__AIM OF THE EXERCISE__: Please print all of the material below, word for word.

__Records from a data source__:
....................

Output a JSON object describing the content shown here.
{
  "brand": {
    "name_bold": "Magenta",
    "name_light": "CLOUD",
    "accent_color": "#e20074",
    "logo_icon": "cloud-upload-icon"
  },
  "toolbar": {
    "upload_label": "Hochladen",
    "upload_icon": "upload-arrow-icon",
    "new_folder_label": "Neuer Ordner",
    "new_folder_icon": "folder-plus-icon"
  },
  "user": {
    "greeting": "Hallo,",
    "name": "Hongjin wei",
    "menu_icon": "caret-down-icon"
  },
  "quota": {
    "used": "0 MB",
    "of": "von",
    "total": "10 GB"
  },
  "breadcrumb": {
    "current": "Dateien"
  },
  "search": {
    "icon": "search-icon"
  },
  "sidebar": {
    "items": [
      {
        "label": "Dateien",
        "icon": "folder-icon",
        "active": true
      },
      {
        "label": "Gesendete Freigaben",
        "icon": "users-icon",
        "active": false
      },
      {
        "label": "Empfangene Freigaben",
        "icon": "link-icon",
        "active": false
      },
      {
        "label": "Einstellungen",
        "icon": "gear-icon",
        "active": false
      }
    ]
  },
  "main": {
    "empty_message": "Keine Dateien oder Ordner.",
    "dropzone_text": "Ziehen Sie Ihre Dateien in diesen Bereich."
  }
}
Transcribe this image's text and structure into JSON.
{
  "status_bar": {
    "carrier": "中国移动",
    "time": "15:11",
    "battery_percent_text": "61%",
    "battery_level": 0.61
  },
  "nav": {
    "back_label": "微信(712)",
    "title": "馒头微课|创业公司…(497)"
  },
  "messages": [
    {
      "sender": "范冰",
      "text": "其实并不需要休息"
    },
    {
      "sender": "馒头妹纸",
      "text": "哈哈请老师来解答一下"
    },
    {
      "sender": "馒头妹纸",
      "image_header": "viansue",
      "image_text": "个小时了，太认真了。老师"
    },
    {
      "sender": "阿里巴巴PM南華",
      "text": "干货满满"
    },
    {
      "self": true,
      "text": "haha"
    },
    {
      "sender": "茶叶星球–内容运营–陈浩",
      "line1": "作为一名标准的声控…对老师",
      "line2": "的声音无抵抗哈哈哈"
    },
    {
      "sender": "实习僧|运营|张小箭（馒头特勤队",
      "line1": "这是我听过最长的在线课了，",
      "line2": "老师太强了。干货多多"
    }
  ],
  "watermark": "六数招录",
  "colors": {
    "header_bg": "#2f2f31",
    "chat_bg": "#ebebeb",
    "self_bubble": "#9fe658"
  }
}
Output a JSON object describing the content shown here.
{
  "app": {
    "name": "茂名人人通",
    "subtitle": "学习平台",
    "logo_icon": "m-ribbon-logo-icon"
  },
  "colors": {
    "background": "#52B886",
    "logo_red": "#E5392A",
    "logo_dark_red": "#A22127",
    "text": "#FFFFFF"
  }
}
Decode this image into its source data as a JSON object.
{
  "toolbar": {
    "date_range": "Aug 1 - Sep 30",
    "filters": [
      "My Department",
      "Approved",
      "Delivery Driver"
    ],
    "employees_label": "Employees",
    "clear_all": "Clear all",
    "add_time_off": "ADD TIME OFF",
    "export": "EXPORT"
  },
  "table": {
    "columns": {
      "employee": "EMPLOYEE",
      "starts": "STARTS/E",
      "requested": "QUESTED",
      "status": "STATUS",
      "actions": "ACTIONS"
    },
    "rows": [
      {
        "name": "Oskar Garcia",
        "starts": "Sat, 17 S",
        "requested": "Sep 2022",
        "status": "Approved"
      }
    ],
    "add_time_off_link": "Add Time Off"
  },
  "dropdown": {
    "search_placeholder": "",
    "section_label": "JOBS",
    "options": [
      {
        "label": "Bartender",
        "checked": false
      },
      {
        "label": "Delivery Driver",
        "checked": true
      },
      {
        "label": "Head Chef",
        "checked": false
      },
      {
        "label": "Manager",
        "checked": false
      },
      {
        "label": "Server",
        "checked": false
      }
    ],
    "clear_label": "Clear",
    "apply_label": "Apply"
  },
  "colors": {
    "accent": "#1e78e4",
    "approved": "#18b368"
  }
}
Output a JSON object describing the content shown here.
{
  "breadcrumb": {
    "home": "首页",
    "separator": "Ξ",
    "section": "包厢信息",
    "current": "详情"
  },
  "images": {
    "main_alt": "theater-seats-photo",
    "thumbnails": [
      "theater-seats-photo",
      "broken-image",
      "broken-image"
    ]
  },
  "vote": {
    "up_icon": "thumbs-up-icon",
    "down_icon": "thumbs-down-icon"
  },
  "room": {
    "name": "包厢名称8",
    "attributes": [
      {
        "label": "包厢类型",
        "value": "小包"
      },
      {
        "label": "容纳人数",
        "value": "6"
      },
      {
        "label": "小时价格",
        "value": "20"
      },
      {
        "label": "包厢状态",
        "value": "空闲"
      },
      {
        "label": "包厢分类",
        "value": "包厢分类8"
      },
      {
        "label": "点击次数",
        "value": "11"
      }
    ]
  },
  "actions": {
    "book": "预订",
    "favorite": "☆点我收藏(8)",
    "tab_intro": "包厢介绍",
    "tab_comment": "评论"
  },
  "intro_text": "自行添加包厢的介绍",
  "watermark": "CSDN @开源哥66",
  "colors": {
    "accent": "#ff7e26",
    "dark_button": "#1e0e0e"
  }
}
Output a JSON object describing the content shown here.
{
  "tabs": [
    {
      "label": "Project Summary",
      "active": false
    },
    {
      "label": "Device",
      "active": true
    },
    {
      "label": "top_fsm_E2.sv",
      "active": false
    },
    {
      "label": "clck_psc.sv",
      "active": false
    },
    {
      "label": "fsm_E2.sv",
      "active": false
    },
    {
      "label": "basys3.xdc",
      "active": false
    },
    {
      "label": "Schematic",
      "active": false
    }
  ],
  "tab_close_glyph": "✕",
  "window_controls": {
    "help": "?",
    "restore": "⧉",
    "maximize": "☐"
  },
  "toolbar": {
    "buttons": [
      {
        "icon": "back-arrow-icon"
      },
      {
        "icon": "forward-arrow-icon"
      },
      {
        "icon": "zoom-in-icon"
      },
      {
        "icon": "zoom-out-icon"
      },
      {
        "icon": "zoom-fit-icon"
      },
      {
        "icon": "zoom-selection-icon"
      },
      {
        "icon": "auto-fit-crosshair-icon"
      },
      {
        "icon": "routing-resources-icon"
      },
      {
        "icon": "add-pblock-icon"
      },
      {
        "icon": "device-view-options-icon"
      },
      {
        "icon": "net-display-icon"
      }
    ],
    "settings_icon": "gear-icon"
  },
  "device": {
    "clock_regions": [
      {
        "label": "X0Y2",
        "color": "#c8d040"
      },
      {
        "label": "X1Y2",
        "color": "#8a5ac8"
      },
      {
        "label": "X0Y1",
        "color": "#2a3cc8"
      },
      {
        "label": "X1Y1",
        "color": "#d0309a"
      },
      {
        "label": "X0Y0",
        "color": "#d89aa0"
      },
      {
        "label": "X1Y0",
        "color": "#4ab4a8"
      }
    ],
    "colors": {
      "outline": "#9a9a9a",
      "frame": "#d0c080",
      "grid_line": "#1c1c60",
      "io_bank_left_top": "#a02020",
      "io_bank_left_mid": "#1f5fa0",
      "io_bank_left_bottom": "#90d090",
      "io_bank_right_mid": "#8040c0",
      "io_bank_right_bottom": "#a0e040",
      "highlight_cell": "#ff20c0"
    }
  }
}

....................

__REPLY TO THE TASK__:
Output a JSON object describing the content shown here.
{
  "brand": {
    "name_bold": "Magenta",
    "name_light": "CLOUD",
    "accent_color": "#e20074",
    "logo_icon": "cloud-upload-icon"
  },
  "toolbar": {
    "upload_label": "Hochladen",
    "upload_icon": "upload-arrow-icon",
    "new_folder_label": "Neuer Ordner",
    "new_folder_icon": "folder-plus-icon"
  },
  "user": {
    "greeting": "Hallo,",
    "name": "Hongjin wei",
    "menu_icon": "caret-down-icon"
  },
  "quota": {
    "used": "0 MB",
    "of": "von",
    "total": "10 GB"
  },
  "breadcrumb": {
    "current": "Dateien"
  },
  "search": {
    "icon": "search-icon"
  },
  "sidebar": {
    "items": [
      {
        "label": "Dateien",
        "icon": "folder-icon",
        "active": true
      },
      {
        "label": "Gesendete Freigaben",
        "icon": "users-icon",
        "active": false
      },
      {
        "label": "Empfangene Freigaben",
        "icon": "link-icon",
        "active": false
      },
      {
        "label": "Einstellungen",
        "icon": "gear-icon",
        "active": false
      }
    ]
  },
  "main": {
    "empty_message": "Keine Dateien oder Ordner.",
    "dropzone_text": "Ziehen Sie Ihre Dateien in diesen Bereich."
  }
}
Transcribe this image's text and structure into JSON.
{
  "status_bar": {
    "carrier": "中国移动",
    "time": "15:11",
    "battery_percent_text": "61%",
    "battery_level": 0.61
  },
  "nav": {
    "back_label": "微信(712)",
    "title": "馒头微课|创业公司…(497)"
  },
  "messages": [
    {
      "sender": "范冰",
      "text": "其实并不需要休息"
    },
    {
      "sender": "馒头妹纸",
      "text": "哈哈请老师来解答一下"
    },
    {
      "sender": "馒头妹纸",
      "image_header": "viansue",
      "image_text": "个小时了，太认真了。老师"
    },
    {
      "sender": "阿里巴巴PM南華",
      "text": "干货满满"
    },
    {
      "self": true,
      "text": "haha"
    },
    {
      "sender": "茶叶星球–内容运营–陈浩",
      "line1": "作为一名标准的声控…对老师",
      "line2": "的声音无抵抗哈哈哈"
    },
    {
      "sender": "实习僧|运营|张小箭（馒头特勤队",
      "line1": "这是我听过最长的在线课了，",
      "line2": "老师太强了。干货多多"
    }
  ],
  "watermark": "六数招录",
  "colors": {
    "header_bg": "#2f2f31",
    "chat_bg": "#ebebeb",
    "self_bubble": "#9fe658"
  }
}
Output a JSON object describing the content shown here.
{
  "app": {
    "name": "茂名人人通",
    "subtitle": "学习平台",
    "logo_icon": "m-ribbon-logo-icon"
  },
  "colors": {
    "background": "#52B886",
    "logo_red": "#E5392A",
    "logo_dark_red": "#A22127",
    "text": "#FFFFFF"
  }
}
Decode this image into its source data as a JSON object.
{
  "toolbar": {
    "date_range": "Aug 1 - Sep 30",
    "filters": [
      "My Department",
      "Approved",
      "Delivery Driver"
    ],
    "employees_label": "Employees",
    "clear_all": "Clear all",
    "add_time_off": "ADD TIME OFF",
    "export": "EXPORT"
  },
  "table": {
    "columns": {
      "employee": "EMPLOYEE",
      "starts": "STARTS/E",
      "requested": "QUESTED",
      "status": "STATUS",
      "actions": "ACTIONS"
    },
    "rows": [
      {
        "name": "Oskar Garcia",
        "starts": "Sat, 17 S",
        "requested": "Sep 2022",
        "status": "Approved"
      }
    ],
    "add_time_off_link": "Add Time Off"
  },
  "dropdown": {
    "search_placeholder": "",
    "section_label": "JOBS",
    "options": [
      {
        "label": "Bartender",
        "checked": false
      },
      {
        "label": "Delivery Driver",
        "checked": true
      },
      {
        "label": "Head Chef",
        "checked": false
      },
      {
        "label": "Manager",
        "checked": false
      },
      {
        "label": "Server",
        "checked": false
      }
    ],
    "clear_label": "Clear",
    "apply_label": "Apply"
  },
  "colors": {
    "accent": "#1e78e4",
    "approved": "#18b368"
  }
}
Output a JSON object describing the content shown here.
{
  "breadcrumb": {
    "home": "首页",
    "separator": "Ξ",
    "section": "包厢信息",
    "current": "详情"
  },
  "images": {
    "main_alt": "theater-seats-photo",
    "thumbnails": [
      "theater-seats-photo",
      "broken-image",
      "broken-image"
    ]
  },
  "vote": {
    "up_icon": "thumbs-up-icon",
    "down_icon": "thumbs-down-icon"
  },
  "room": {
    "name": "包厢名称8",
    "attributes": [
      {
        "label": "包厢类型",
        "value": "小包"
      },
      {
        "label": "容纳人数",
        "value": "6"
      },
      {
        "label": "小时价格",
        "value": "20"
      },
      {
        "label": "包厢状态",
        "value": "空闲"
      },
      {
        "label": "包厢分类",
        "value": "包厢分类8"
      },
      {
        "label": "点击次数",
        "value": "11"
      }
    ]
  },
  "actions": {
    "book": "预订",
    "favorite": "☆点我收藏(8)",
    "tab_intro": "包厢介绍",
    "tab_comment": "评论"
  },
  "intro_text": "自行添加包厢的介绍",
  "watermark": "CSDN @开源哥66",
  "colors": {
    "accent": "#ff7e26",
    "dark_button": "#1e0e0e"
  }
}
Output a JSON object describing the content shown here.
{
  "tabs": [
    {
      "label": "Project Summary",
      "active": false
    },
    {
      "label": "Device",
      "active": true
    },
    {
      "label": "top_fsm_E2.sv",
      "active": false
    },
    {
      "label": "clck_psc.sv",
      "active": false
    },
    {
      "label": "fsm_E2.sv",
      "active": false
    },
    {
      "label": "basys3.xdc",
      "active": false
    },
    {
      "label": "Schematic",
      "active": false
    }
  ],
  "tab_close_glyph": "✕",
  "window_controls": {
    "help": "?",
    "restore": "⧉",
    "maximize": "☐"
  },
  "toolbar": {
    "buttons": [
      {
        "icon": "back-arrow-icon"
      },
      {
        "icon": "forward-arrow-icon"
      },
      {
        "icon": "zoom-in-icon"
      },
      {
        "icon": "zoom-out-icon"
      },
      {
        "icon": "zoom-fit-icon"
      },
      {
        "icon": "zoom-selection-icon"
      },
      {
        "icon": "auto-fit-crosshair-icon"
      },
      {
        "icon": "routing-resources-icon"
      },
      {
        "icon": "add-pblock-icon"
      },
      {
        "icon": "device-view-options-icon"
      },
      {
        "icon": "net-display-icon"
      }
    ],
    "settings_icon": "gear-icon"
  },
  "device": {
    "clock_regions": [
      {
        "label": "X0Y2",
        "color": "#c8d040"
      },
      {
        "label": "X1Y2",
        "color": "#8a5ac8"
      },
      {
        "label": "X0Y1",
        "color": "#2a3cc8"
      },
      {
        "label": "X1Y1",
        "color": "#d0309a"
      },
      {
        "label": "X0Y0",
        "color": "#d89aa0"
      },
      {
        "label": "X1Y0",
        "color": "#4ab4a8"
      }
    ],
    "colors": {
      "outline": "#9a9a9a",
      "frame": "#d0c080",
      "grid_line": "#1c1c60",
      "io_bank_left_top": "#a02020",
      "io_bank_left_mid": "#1f5fa0",
      "io_bank_left_bottom": "#90d090",
      "io_bank_right_mid": "#8040c0",
      "io_bank_right_bottom": "#a0e040",
      "highlight_cell": "#ff20c0"
    }
  }
}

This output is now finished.